[BEGIN The data]

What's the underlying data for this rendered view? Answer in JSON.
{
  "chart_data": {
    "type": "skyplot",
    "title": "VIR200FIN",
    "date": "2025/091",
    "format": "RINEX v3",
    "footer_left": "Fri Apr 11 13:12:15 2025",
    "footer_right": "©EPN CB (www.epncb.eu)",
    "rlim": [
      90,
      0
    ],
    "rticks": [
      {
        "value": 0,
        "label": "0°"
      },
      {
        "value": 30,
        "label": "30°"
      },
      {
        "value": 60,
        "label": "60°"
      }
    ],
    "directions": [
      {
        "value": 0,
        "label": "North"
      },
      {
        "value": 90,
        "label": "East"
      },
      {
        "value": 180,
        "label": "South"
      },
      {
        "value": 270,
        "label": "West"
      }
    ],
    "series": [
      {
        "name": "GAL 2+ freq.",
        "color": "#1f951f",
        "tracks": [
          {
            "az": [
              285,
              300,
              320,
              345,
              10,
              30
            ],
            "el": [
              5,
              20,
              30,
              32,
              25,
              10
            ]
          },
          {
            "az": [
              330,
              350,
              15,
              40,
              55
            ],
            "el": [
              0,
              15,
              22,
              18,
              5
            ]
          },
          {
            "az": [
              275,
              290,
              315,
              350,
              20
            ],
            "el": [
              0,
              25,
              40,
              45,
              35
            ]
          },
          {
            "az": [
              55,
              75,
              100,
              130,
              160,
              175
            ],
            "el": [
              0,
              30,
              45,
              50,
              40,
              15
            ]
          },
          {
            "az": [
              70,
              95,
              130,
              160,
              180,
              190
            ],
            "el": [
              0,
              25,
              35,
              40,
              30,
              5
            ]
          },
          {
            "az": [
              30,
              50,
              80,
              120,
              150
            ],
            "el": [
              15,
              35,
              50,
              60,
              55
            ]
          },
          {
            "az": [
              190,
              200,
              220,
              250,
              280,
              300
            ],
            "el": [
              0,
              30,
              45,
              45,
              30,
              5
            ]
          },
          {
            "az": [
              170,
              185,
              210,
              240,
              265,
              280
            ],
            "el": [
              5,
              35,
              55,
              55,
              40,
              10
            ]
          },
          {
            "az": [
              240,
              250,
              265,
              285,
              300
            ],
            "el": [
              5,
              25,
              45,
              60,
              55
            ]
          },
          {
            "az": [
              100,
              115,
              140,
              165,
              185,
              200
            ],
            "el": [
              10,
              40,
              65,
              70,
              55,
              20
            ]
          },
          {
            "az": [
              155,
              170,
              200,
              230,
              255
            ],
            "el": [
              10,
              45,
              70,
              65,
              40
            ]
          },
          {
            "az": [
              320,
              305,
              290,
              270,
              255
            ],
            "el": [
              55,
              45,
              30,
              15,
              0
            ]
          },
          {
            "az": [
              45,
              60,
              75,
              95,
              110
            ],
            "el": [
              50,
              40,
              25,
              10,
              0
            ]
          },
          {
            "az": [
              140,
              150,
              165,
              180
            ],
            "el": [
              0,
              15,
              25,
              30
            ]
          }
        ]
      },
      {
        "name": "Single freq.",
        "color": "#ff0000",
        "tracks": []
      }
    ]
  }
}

[END The data]

_The exercise_
Write out every line of the material again, exactly as it reads.

_Solution below_
What's the underlying data for this rendered view? Answer in JSON.
{
  "chart_data": {
    "type": "skyplot",
    "title": "VIR200FIN",
    "date": "2025/091",
    "format": "RINEX v3",
    "footer_left": "Fri Apr 11 13:12:15 2025",
    "footer_right": "©EPN CB (www.epncb.eu)",
    "rlim": [
      90,
      0
    ],
    "rticks": [
      {
        "value": 0,
        "label": "0°"
      },
      {
        "value": 30,
        "label": "30°"
      },
      {
        "value": 60,
        "label": "60°"
      }
    ],
    "directions": [
      {
        "value": 0,
        "label": "North"
      },
      {
        "value": 90,
        "label": "East"
      },
      {
        "value": 180,
        "label": "South"
      },
      {
        "value": 270,
        "label": "West"
      }
    ],
    "series": [
      {
        "name": "GAL 2+ freq.",
        "color": "#1f951f",
        "tracks": [
          {
            "az": [
              285,
              300,
              320,
              345,
              10,
              30
            ],
            "el": [
              5,
              20,
              30,
              32,
              25,
              10
            ]
          },
          {
            "az": [
              330,
              350,
              15,
              40,
              55
            ],
            "el": [
              0,
              15,
              22,
              18,
              5
            ]
          },
          {
            "az": [
              275,
              290,
              315,
              350,
              20
            ],
            "el": [
              0,
              25,
              40,
              45,
              35
            ]
          },
          {
            "az": [
              55,
              75,
              100,
              130,
              160,
              175
            ],
            "el": [
              0,
              30,
              45,
              50,
              40,
              15
            ]
          },
          {
            "az": [
              70,
              95,
              130,
              160,
              180,
              190
            ],
            "el": [
              0,
              25,
              35,
              40,
              30,
              5
            ]
          },
          {
            "az": [
              30,
              50,
              80,
              120,
              150
            ],
            "el": [
              15,
              35,
              50,
              60,
              55
            ]
          },
          {
            "az": [
              190,
              200,
              220,
              250,
              280,
              300
            ],
            "el": [
              0,
              30,
              45,
              45,
              30,
              5
            ]
          },
          {
            "az": [
              170,
              185,
              210,
              240,
              265,
              280
            ],
            "el": [
              5,
              35,
              55,
              55,
              40,
              10
            ]
          },
          {
            "az": [
              240,
              250,
              265,
              285,
              300
            ],
            "el": [
              5,
              25,
              45,
              60,
              55
            ]
          },
          {
            "az": [
              100,
              115,
              140,
              165,
              185,
              200
            ],
            "el": [
              10,
              40,
              65,
              70,
              55,
              20
            ]
          },
          {
            "az": [
              155,
              170,
              200,
              230,
              255
            ],
            "el": [
              10,
              45,
              70,
              65,
              40
            ]
          },
          {
            "az": [
              320,
              305,
              290,
              270,
              255
            ],
            "el": [
              55,
              45,
              30,
              15,
              0
            ]
          },
          {
            "az": [
              45,
              60,
              75,
              95,
              110
            ],
            "el": [
              50,
              40,
              25,
              10,
              0
            ]
          },
          {
            "az": [
              140,
              150,
              165,
              180
            ],
            "el": [
              0,
              15,
              25,
              30
            ]
          }
        ]
      },
      {
        "name": "Single freq.",
        "color": "#ff0000",
        "tracks": []
      }
    ]
  }
}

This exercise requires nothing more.